▸ **Goal of the exercise**
Reproduce all of the data below verbatim, leaving out the pictures.

▸ **Source records**
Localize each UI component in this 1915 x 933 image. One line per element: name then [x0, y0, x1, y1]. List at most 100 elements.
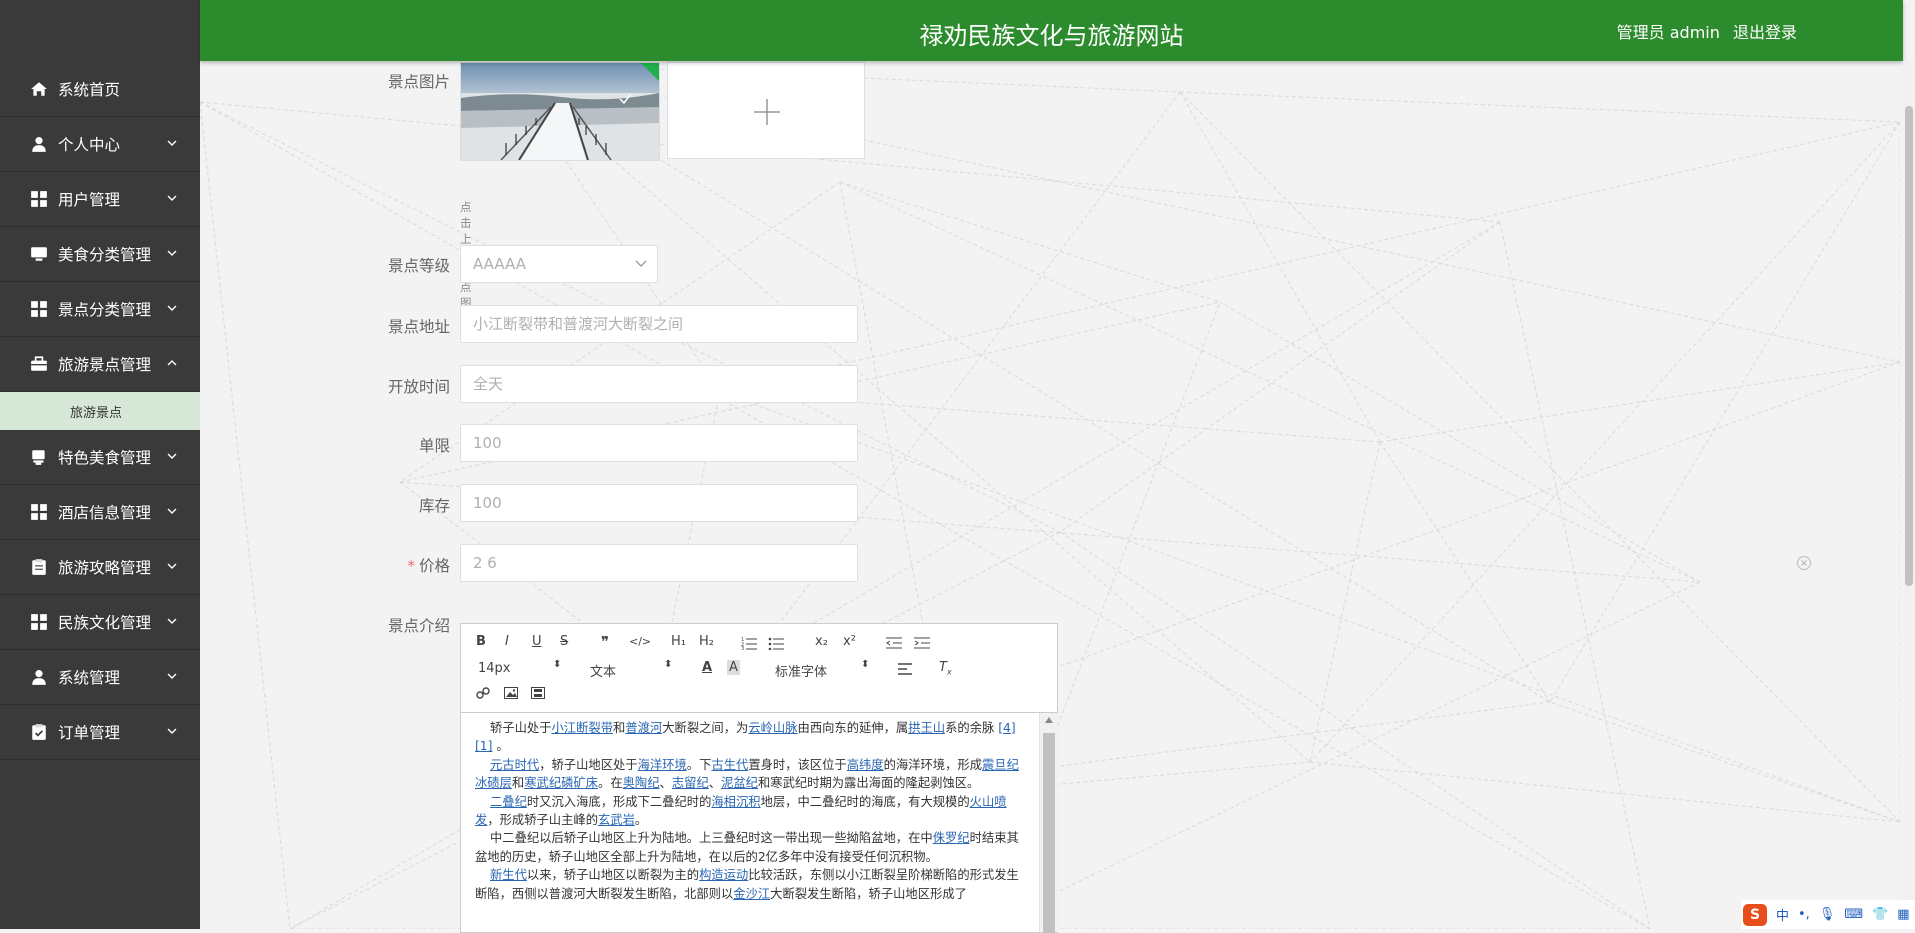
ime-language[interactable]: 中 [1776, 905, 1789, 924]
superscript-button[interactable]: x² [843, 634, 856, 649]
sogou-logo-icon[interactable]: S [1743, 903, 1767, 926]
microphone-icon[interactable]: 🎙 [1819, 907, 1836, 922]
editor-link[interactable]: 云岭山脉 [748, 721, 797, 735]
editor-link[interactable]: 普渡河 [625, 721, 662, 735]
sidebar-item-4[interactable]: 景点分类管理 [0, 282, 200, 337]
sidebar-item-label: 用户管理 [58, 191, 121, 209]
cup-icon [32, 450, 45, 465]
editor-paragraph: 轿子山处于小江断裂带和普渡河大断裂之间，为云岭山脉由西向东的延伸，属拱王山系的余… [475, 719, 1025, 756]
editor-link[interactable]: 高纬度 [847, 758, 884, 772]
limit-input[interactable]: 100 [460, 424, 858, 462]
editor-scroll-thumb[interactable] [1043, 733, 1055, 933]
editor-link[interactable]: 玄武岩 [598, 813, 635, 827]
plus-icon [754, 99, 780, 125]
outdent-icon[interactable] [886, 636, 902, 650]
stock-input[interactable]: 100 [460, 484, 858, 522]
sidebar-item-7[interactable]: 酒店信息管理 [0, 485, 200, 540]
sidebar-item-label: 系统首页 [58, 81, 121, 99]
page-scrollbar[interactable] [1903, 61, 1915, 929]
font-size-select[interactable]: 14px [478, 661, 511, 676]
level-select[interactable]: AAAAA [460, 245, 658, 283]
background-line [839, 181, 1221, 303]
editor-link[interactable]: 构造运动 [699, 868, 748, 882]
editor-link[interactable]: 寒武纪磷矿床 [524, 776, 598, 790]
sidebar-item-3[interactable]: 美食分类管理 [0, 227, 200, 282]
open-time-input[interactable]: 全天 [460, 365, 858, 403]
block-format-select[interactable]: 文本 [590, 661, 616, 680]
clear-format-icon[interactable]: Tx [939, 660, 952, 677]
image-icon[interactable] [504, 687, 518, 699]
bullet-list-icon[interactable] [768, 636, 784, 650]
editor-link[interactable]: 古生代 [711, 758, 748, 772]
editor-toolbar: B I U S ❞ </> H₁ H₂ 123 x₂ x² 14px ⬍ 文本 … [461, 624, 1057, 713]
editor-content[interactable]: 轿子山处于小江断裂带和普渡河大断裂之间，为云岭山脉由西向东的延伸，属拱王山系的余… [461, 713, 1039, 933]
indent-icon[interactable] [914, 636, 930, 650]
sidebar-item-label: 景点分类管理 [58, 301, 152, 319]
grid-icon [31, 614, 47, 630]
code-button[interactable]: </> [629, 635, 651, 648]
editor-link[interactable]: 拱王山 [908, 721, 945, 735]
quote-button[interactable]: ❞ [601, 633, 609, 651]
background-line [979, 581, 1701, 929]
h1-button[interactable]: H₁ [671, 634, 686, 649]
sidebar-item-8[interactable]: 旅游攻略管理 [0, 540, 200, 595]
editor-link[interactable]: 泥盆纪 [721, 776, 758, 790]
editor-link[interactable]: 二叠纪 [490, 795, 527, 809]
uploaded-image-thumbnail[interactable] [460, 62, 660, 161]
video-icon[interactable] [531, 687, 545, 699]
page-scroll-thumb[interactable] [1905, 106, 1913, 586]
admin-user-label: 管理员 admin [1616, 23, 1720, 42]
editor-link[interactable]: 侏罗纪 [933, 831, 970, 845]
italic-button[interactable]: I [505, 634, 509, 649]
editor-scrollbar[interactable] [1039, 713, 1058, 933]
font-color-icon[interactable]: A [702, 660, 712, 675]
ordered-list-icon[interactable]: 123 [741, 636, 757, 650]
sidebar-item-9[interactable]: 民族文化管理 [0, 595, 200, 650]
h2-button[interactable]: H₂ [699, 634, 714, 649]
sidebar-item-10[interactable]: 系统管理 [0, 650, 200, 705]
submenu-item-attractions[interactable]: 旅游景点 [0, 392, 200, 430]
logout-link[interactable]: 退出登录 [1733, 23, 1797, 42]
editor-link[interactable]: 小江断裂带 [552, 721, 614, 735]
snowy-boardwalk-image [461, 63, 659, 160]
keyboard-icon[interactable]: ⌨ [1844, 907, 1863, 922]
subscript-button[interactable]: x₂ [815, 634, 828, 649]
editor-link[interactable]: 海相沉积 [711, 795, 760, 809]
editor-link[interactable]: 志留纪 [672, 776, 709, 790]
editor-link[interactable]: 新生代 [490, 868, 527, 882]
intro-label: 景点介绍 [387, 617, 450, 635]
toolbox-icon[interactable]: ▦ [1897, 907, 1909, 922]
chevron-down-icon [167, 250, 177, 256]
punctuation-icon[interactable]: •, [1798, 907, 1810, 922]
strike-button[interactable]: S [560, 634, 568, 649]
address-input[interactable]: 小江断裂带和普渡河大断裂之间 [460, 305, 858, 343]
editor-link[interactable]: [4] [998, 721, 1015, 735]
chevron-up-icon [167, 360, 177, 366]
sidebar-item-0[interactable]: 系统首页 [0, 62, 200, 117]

▸ **Task output**
Localize each UI component in this 1915 x 933 image. One line per element: name then [x0, y0, x1, y1]. List at most 100 elements.
ime-language[interactable]: 中 [1776, 905, 1789, 924]
superscript-button[interactable]: x² [843, 634, 856, 649]
sogou-logo-icon[interactable]: S [1743, 903, 1767, 926]
microphone-icon[interactable]: 🎙 [1819, 907, 1836, 922]
editor-link[interactable]: 云岭山脉 [748, 721, 797, 735]
editor-link[interactable]: 普渡河 [625, 721, 662, 735]
sidebar-item-4[interactable]: 景点分类管理 [0, 282, 200, 337]
sidebar-item-label: 用户管理 [58, 191, 121, 209]
cup-icon [32, 450, 45, 465]
editor-paragraph: 轿子山处于小江断裂带和普渡河大断裂之间，为云岭山脉由西向东的延伸，属拱王山系的余… [475, 719, 1025, 756]
editor-link[interactable]: 高纬度 [847, 758, 884, 772]
limit-input[interactable]: 100 [460, 424, 858, 462]
editor-scroll-thumb[interactable] [1043, 733, 1055, 933]
editor-link[interactable]: 玄武岩 [598, 813, 635, 827]
plus-icon [754, 99, 780, 125]
outdent-icon[interactable] [886, 636, 902, 650]
stock-input[interactable]: 100 [460, 484, 858, 522]
sidebar-item-7[interactable]: 酒店信息管理 [0, 485, 200, 540]
sidebar-item-label: 系统首页 [58, 81, 121, 99]
page-scrollbar[interactable] [1903, 61, 1915, 929]
font-size-select[interactable]: 14px [478, 661, 511, 676]
level-select[interactable]: AAAAA [460, 245, 658, 283]
background-line [839, 181, 1221, 303]
editor-link[interactable]: 构造运动 [699, 868, 748, 882]
editor-link[interactable]: 寒武纪磷矿床 [524, 776, 598, 790]
sidebar-item-3[interactable]: 美食分类管理 [0, 227, 200, 282]
open-time-input[interactable]: 全天 [460, 365, 858, 403]
block-format-select[interactable]: 文本 [590, 661, 616, 680]
clear-format-icon[interactable]: Tx [939, 660, 952, 677]
image-icon[interactable] [504, 687, 518, 699]
bullet-list-icon[interactable] [768, 636, 784, 650]
editor-link[interactable]: 古生代 [711, 758, 748, 772]
editor-toolbar: B I U S ❞ </> H₁ H₂ 123 x₂ x² 14px ⬍ 文本 … [461, 624, 1057, 713]
editor-content[interactable]: 轿子山处于小江断裂带和普渡河大断裂之间，为云岭山脉由西向东的延伸，属拱王山系的余… [461, 713, 1039, 933]
indent-icon[interactable] [914, 636, 930, 650]
sidebar-item-label: 景点分类管理 [58, 301, 152, 319]
grid-icon [31, 614, 47, 630]
code-button[interactable]: </> [629, 635, 651, 648]
editor-link[interactable]: 拱王山 [908, 721, 945, 735]
quote-button[interactable]: ❞ [601, 633, 609, 651]
background-line [979, 581, 1701, 929]
h1-button[interactable]: H₁ [671, 634, 686, 649]
sidebar-item-8[interactable]: 旅游攻略管理 [0, 540, 200, 595]
editor-link[interactable]: 泥盆纪 [721, 776, 758, 790]
editor-link[interactable]: 二叠纪 [490, 795, 527, 809]
uploaded-image-thumbnail[interactable] [460, 62, 660, 161]
video-icon[interactable] [531, 687, 545, 699]
page-scroll-thumb[interactable] [1905, 106, 1913, 586]
admin-user-label: 管理员 admin [1616, 23, 1720, 42]
editor-link[interactable]: 侏罗纪 [933, 831, 970, 845]
italic-button[interactable]: I [505, 634, 509, 649]
editor-scrollbar[interactable] [1039, 713, 1058, 933]
font-color-icon[interactable]: A [702, 660, 712, 675]
ordered-list-icon[interactable]: 123 [741, 636, 757, 650]
sidebar-item-9[interactable]: 民族文化管理 [0, 595, 200, 650]
h2-button[interactable]: H₂ [699, 634, 714, 649]
sidebar-item-10[interactable]: 系统管理 [0, 650, 200, 705]
submenu-item-attractions[interactable]: 旅游景点 [0, 392, 200, 430]
logout-link[interactable]: 退出登录 [1733, 23, 1797, 42]
editor-link[interactable]: 小江断裂带 [552, 721, 614, 735]
snowy-boardwalk-image [461, 63, 659, 160]
keyboard-icon[interactable]: ⌨ [1844, 907, 1863, 922]
subscript-button[interactable]: x₂ [815, 634, 828, 649]
editor-link[interactable]: 海相沉积 [711, 795, 760, 809]
editor-link[interactable]: 志留纪 [672, 776, 709, 790]
editor-link[interactable]: 新生代 [490, 868, 527, 882]
intro-label: 景点介绍 [387, 617, 450, 635]
toolbox-icon[interactable]: ▦ [1897, 907, 1909, 922]
chevron-down-icon [167, 250, 177, 256]
punctuation-icon[interactable]: •, [1798, 907, 1810, 922]
strike-button[interactable]: S [560, 634, 568, 649]
address-input[interactable]: 小江断裂带和普渡河大断裂之间 [460, 305, 858, 343]
editor-link[interactable]: [4] [998, 721, 1015, 735]
chevron-up-icon [167, 360, 177, 366]
sidebar-item-0[interactable]: 系统首页 [0, 62, 200, 117]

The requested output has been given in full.